Extracted data entries:

....

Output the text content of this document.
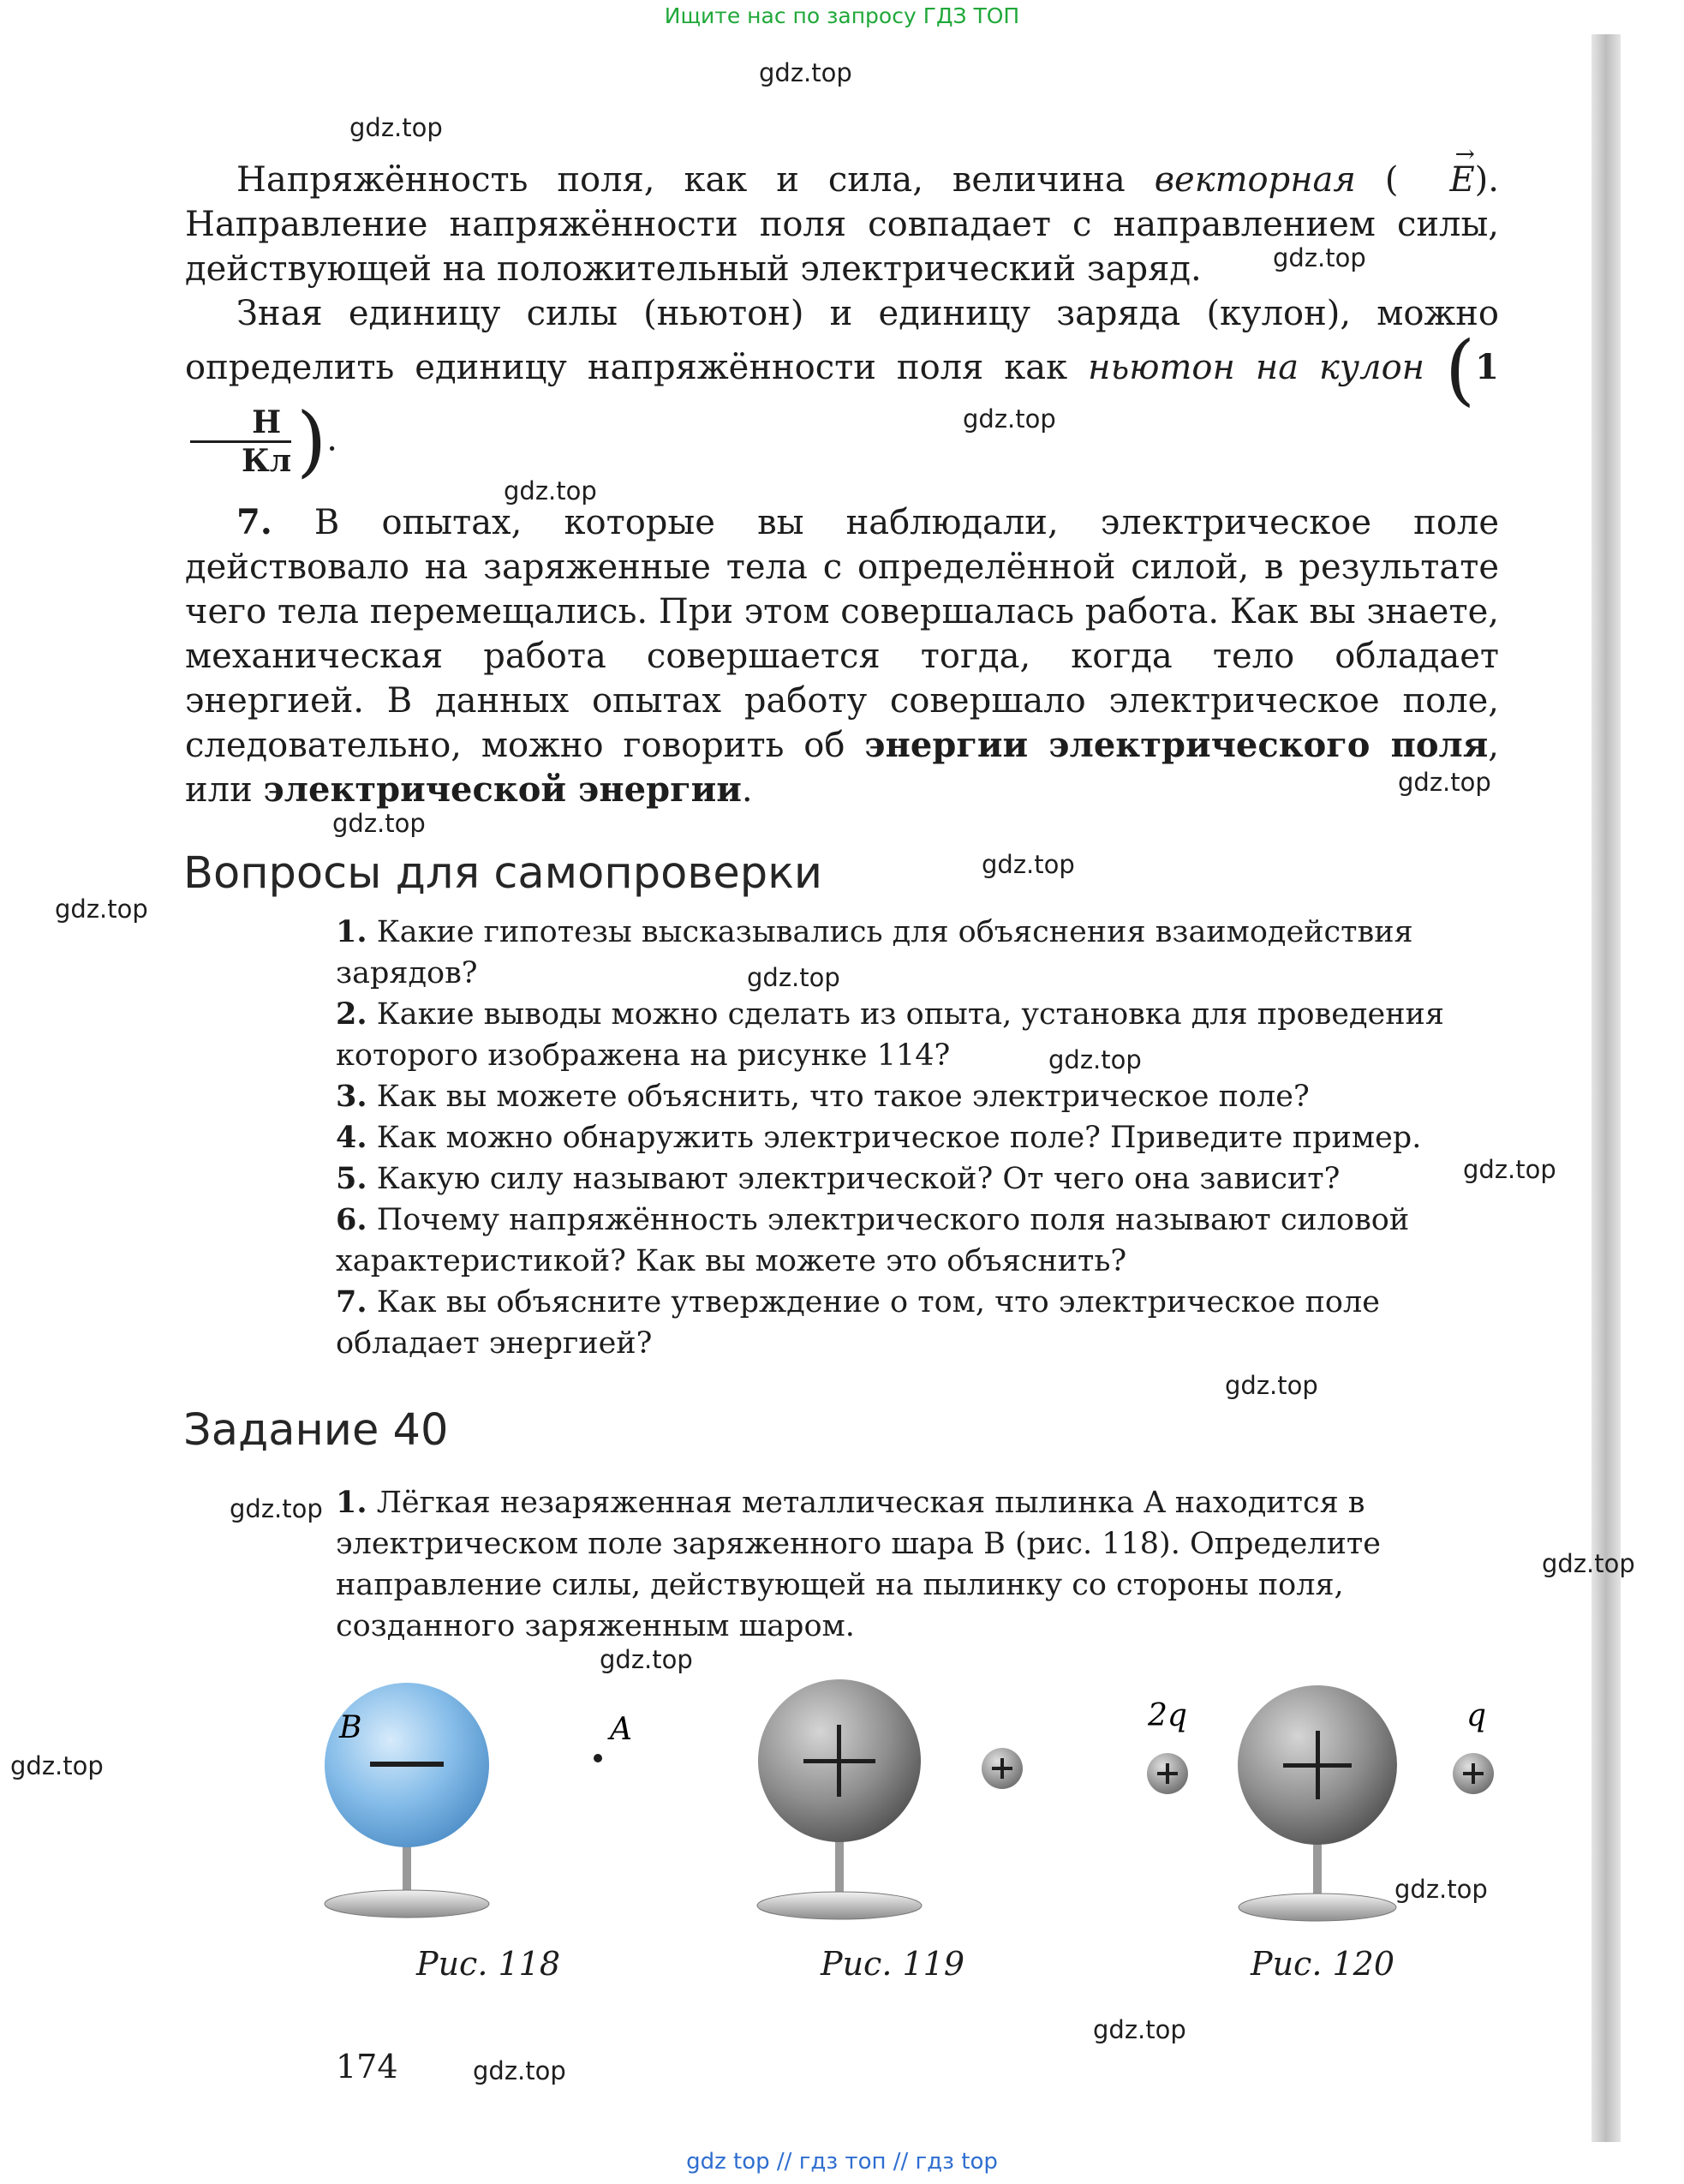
Ищите нас по запросу ГДЗ ТОП
gdz.top
gdz.top
gdz.top
gdz.top
gdz.top
gdz.top
gdz.top
gdz.top
gdz.top
gdz.top
gdz.top
gdz.top
gdz.top
gdz.top
gdz.top
gdz.top
gdz.top
gdz.top
gdz.top
gdz.top
Напряжённость поля, как и сила, величина векторная (
→
E). Направление напряжённости поля совпадает с направлением силы, действующей на положительный электрический заряд.
Зная единицу силы (ньютон) и единицу заряда (кулон), можно определить единицу напряжённости поля как ньютон на кулон (1
$\frac{Н}{Кл}$ ).
7. В опытах, которые вы наблюдали, электрическое поле действовало на заряженные тела с определённой силой, в результате чего тела перемещались. При этом совершалась работа. Как вы знаете, механическая работа совершается тогда, когда тело обладает энергией. В данных опытах работу совершало электрическое поле, следовательно, можно говорить об энергии электрического поля, или электрической энергии.
Вопросы для самопроверки
1. Какие гипотезы высказывались для объяснения взаимодействия зарядов?
2. Какие выводы можно сделать из опыта, установка для проведения которого изображена на рисунке 114?
3. Как вы можете объяснить, что такое электрическое поле?
4. Как можно обнаружить электрическое поле? Приведите пример.
5. Какую силу называют электрической? От чего она зависит?
6. Почему напряжённость электрического поля называют силовой характеристикой? Как вы можете это объяснить?
7. Как вы объясните утверждение о том, что электрическое поле обладает энергией?
Задание 40
1. Лёгкая незаряженная металлическая пылинка A находится в электрическом поле заряженного шара B (рис. 118). Определите направление силы, действующей на пылинку со стороны поля, созданного заряженным шаром.
B	A	2q	q
Рис. 118	Рис. 119	Рис. 120
174
gdz top // гдз топ // гдз top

....

What the task requires: All of the lines above should be printed exactly, minus the pictures.

Response:
Output the text content of this document.
Ищите нас по запросу ГДЗ ТОП
gdz.top
gdz.top
gdz.top
gdz.top
gdz.top
gdz.top
gdz.top
gdz.top
gdz.top
gdz.top
gdz.top
gdz.top
gdz.top
gdz.top
gdz.top
gdz.top
gdz.top
gdz.top
gdz.top
gdz.top
Напряжённость поля, как и сила, величина векторная (
→
E). Направление напряжённости поля совпадает с направлением силы, действующей на положительный электрический заряд.
Зная единицу силы (ньютон) и единицу заряда (кулон), можно определить единицу напряжённости поля как ньютон на кулон (1
$\frac{Н}{Кл}$ ).
7. В опытах, которые вы наблюдали, электрическое поле действовало на заряженные тела с определённой силой, в результате чего тела перемещались. При этом совершалась работа. Как вы знаете, механическая работа совершается тогда, когда тело обладает энергией. В данных опытах работу совершало электрическое поле, следовательно, можно говорить об энергии электрического поля, или электрической энергии.
Вопросы для самопроверки
1. Какие гипотезы высказывались для объяснения взаимодействия зарядов?
2. Какие выводы можно сделать из опыта, установка для проведения которого изображена на рисунке 114?
3. Как вы можете объяснить, что такое электрическое поле?
4. Как можно обнаружить электрическое поле? Приведите пример.
5. Какую силу называют электрической? От чего она зависит?
6. Почему напряжённость электрического поля называют силовой характеристикой? Как вы можете это объяснить?
7. Как вы объясните утверждение о том, что электрическое поле обладает энергией?
Задание 40
1. Лёгкая незаряженная металлическая пылинка A находится в электрическом поле заряженного шара B (рис. 118). Определите направление силы, действующей на пылинку со стороны поля, созданного заряженным шаром.
B	A	2q	q
Рис. 118	Рис. 119	Рис. 120
174
gdz top // гдз топ // гдз top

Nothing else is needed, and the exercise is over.